Written problem: Copy every line with the string "Maximize" in it.

Data listing:
-- Begin --

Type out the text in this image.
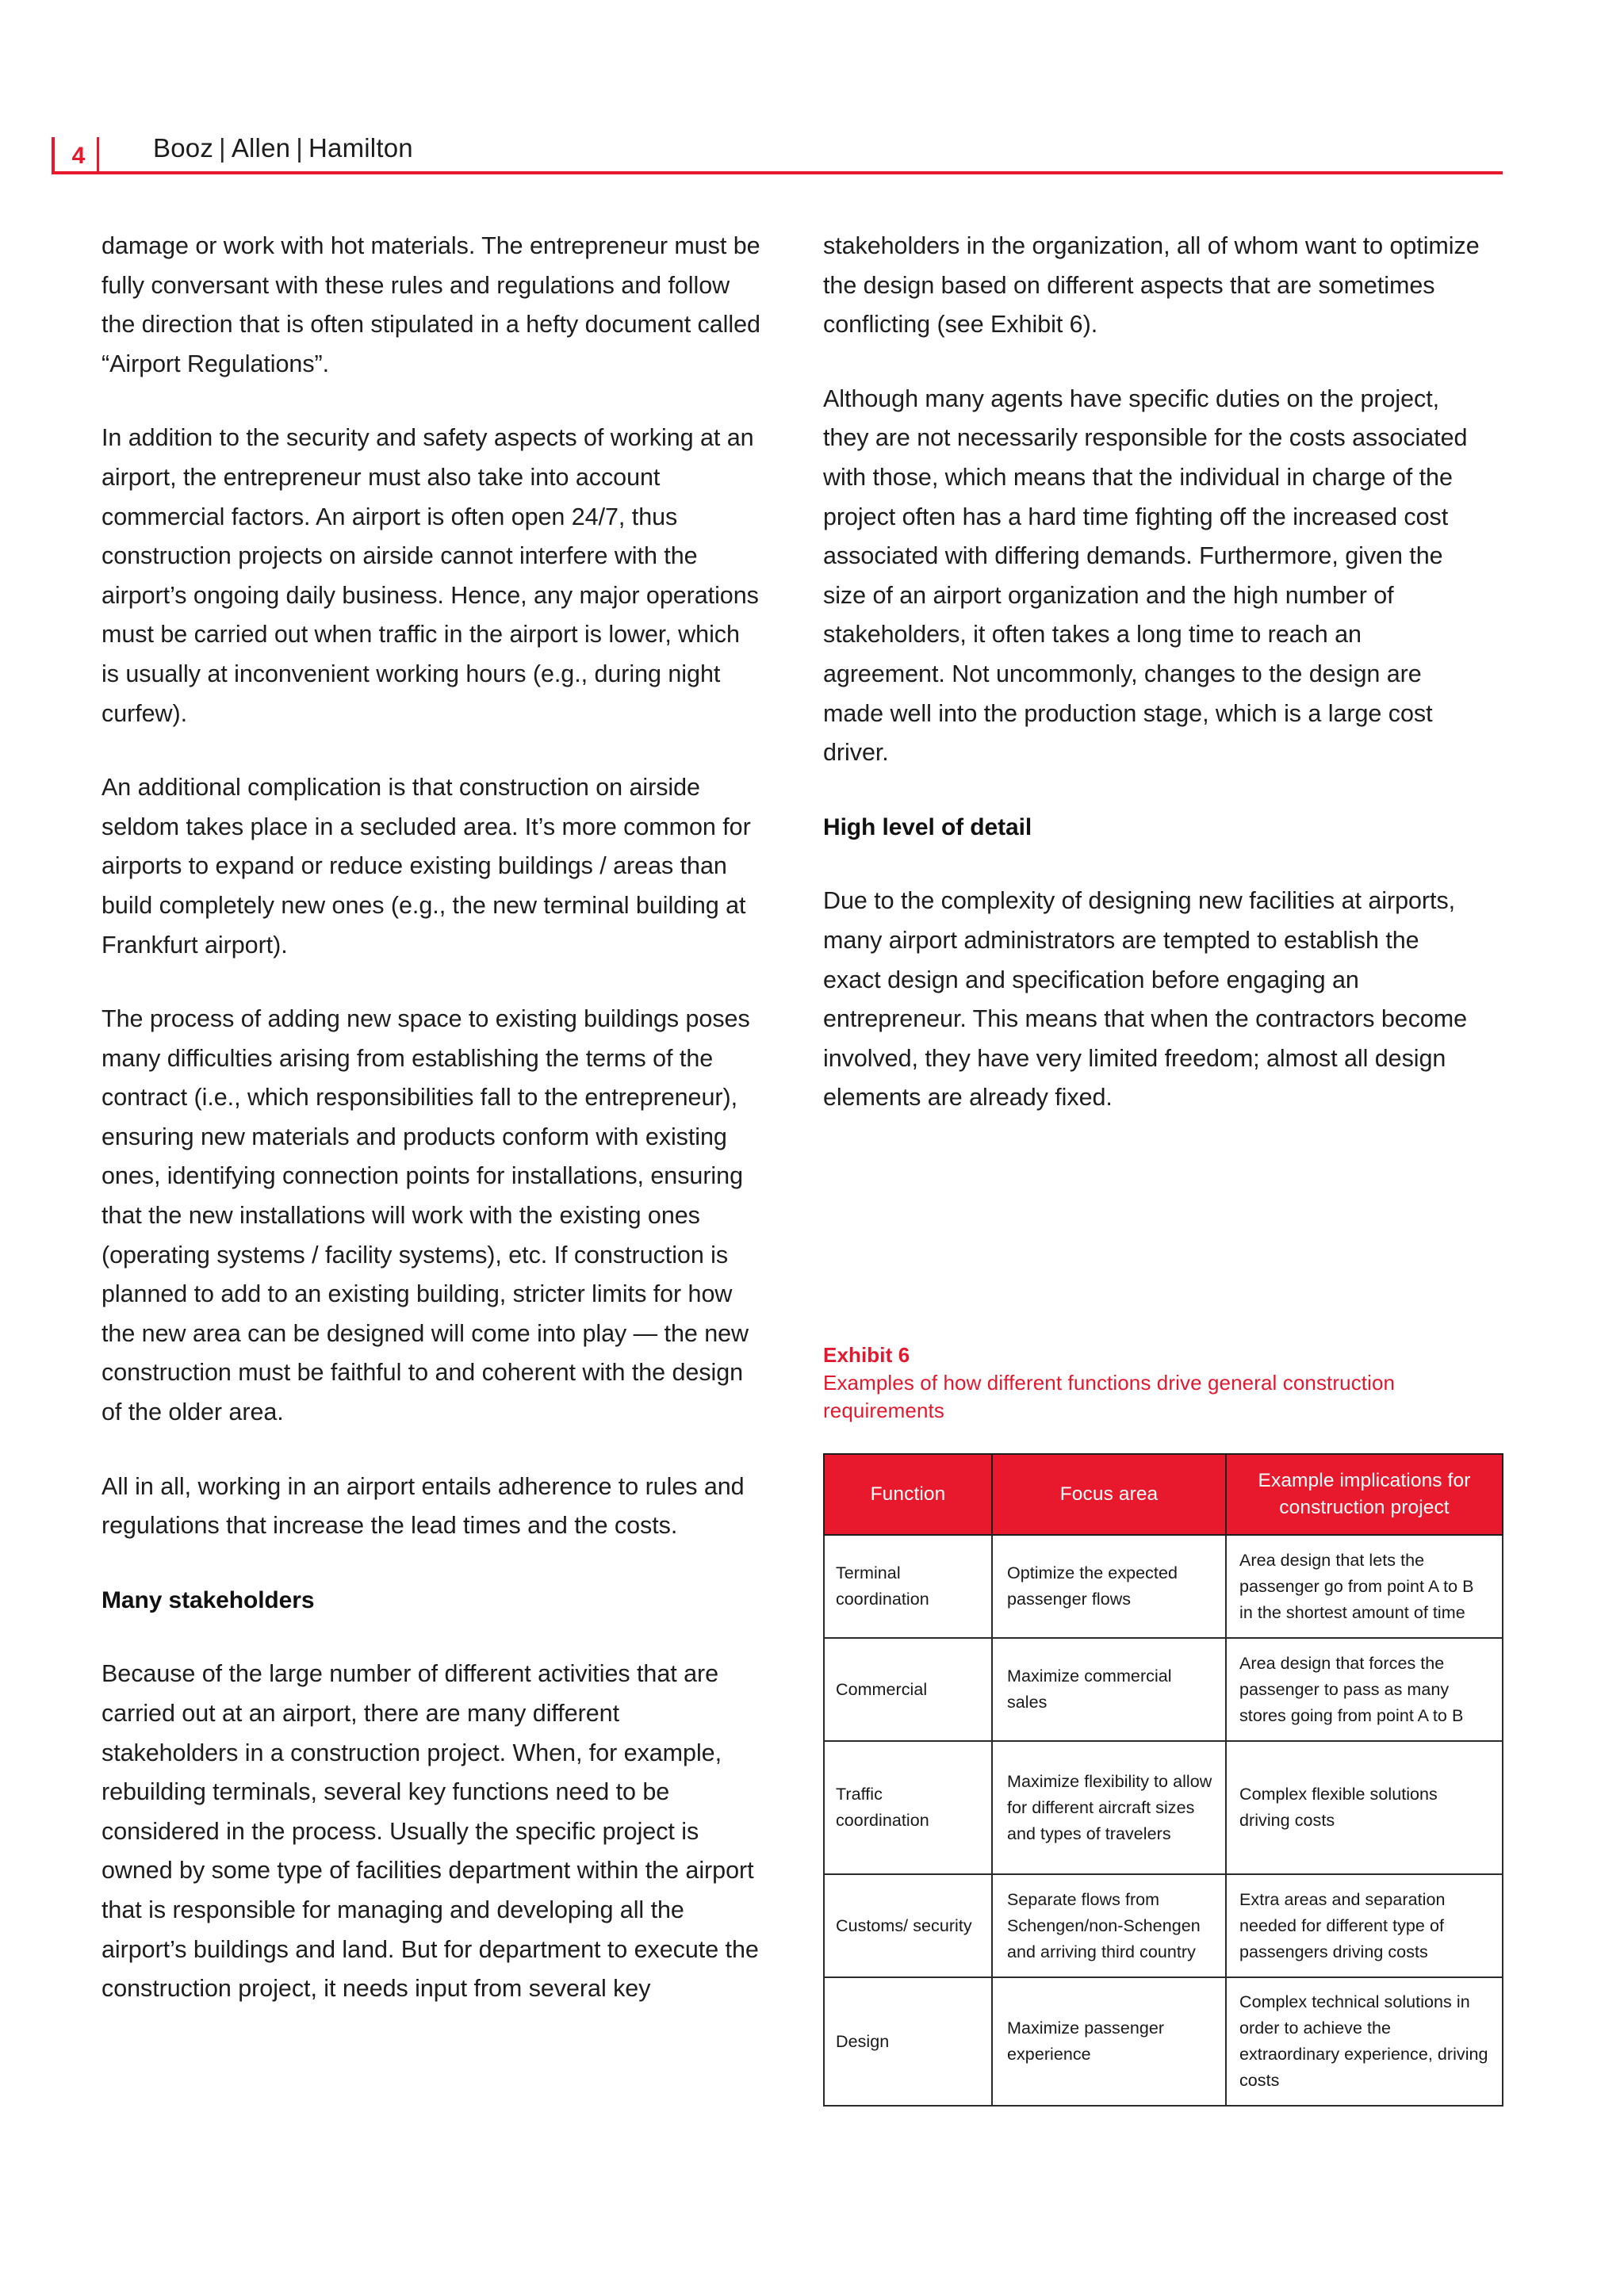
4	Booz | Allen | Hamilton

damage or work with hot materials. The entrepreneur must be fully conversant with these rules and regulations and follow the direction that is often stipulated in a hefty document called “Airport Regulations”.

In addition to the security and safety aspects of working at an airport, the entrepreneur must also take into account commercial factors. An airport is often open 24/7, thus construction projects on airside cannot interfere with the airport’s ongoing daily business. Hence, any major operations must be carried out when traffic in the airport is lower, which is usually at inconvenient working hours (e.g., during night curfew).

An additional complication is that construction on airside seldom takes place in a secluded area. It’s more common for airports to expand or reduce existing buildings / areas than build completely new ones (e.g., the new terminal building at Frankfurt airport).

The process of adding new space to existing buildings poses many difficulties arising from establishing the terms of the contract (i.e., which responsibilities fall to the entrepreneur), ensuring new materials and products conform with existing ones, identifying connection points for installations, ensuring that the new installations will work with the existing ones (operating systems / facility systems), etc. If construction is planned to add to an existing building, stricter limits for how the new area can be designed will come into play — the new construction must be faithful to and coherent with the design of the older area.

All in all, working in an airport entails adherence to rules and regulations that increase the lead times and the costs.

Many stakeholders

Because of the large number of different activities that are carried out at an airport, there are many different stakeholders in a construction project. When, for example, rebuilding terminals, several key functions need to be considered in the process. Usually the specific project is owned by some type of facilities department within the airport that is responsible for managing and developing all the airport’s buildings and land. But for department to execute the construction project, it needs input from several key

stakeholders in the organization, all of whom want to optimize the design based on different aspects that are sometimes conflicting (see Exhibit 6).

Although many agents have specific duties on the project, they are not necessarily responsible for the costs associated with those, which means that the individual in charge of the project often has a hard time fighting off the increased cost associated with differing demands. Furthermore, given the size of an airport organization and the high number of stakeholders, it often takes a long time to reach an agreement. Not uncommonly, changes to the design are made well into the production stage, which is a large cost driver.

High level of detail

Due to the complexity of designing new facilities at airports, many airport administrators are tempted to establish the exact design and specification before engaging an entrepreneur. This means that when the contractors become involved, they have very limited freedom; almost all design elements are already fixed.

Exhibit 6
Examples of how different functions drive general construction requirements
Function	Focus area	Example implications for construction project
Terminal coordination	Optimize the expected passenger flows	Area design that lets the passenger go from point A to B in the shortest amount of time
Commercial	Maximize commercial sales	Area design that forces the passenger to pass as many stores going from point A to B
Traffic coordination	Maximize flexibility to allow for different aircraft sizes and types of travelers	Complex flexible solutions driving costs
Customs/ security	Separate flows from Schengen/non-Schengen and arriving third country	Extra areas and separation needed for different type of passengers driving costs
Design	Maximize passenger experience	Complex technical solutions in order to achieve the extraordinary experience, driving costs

-- End --
-- Begin --

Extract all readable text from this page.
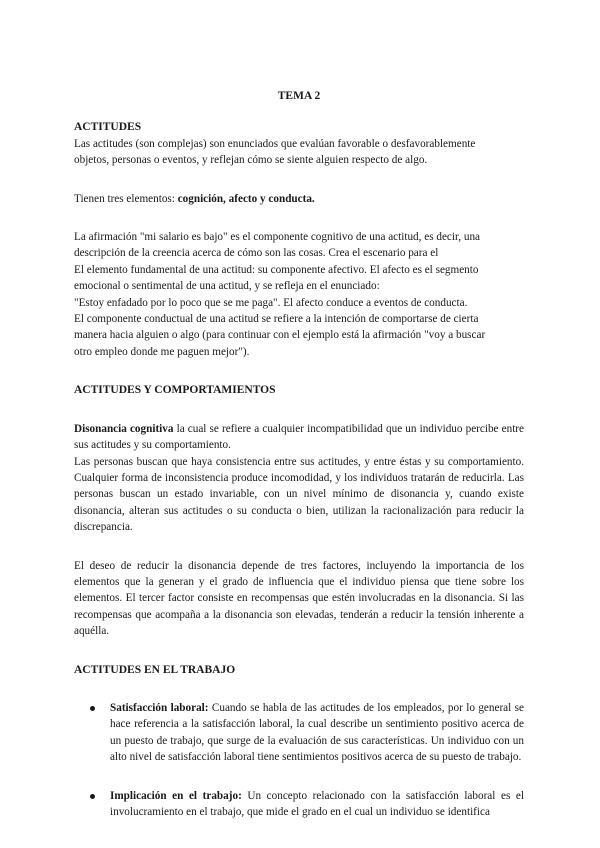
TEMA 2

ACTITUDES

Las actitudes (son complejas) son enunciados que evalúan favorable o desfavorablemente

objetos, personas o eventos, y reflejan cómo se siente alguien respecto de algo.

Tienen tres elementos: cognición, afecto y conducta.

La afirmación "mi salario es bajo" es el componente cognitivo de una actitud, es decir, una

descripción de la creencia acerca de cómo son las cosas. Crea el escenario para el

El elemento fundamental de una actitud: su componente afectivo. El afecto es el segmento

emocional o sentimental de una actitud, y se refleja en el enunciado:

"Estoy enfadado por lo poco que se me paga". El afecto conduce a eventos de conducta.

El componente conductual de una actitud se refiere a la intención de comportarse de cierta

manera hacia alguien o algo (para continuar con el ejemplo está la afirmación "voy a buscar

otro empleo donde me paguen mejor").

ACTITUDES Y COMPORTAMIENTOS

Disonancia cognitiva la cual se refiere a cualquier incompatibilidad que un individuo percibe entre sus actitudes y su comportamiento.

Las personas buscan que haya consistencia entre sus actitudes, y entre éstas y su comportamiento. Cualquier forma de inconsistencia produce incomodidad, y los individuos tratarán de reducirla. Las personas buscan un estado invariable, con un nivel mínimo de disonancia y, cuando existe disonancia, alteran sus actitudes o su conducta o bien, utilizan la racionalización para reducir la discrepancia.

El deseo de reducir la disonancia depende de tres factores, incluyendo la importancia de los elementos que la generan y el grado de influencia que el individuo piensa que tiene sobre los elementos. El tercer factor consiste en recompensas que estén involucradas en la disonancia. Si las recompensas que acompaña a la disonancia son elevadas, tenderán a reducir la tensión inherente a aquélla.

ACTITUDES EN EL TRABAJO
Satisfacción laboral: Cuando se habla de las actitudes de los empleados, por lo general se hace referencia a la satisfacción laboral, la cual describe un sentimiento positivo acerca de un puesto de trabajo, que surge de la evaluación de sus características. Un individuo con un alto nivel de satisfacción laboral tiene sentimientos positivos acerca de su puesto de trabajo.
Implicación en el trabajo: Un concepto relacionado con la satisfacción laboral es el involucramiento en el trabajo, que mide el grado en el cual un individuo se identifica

-- End --

Expected answer:
Commercial	Maximize commercial sales	Area design that forces the passenger to pass as many stores going from point A to B
Traffic coordination	Maximize flexibility to allow for different aircraft sizes and types of travelers	Complex flexible solutions driving costs
Design	Maximize passenger experience	Complex technical solutions in order to achieve the extraordinary experience, driving costs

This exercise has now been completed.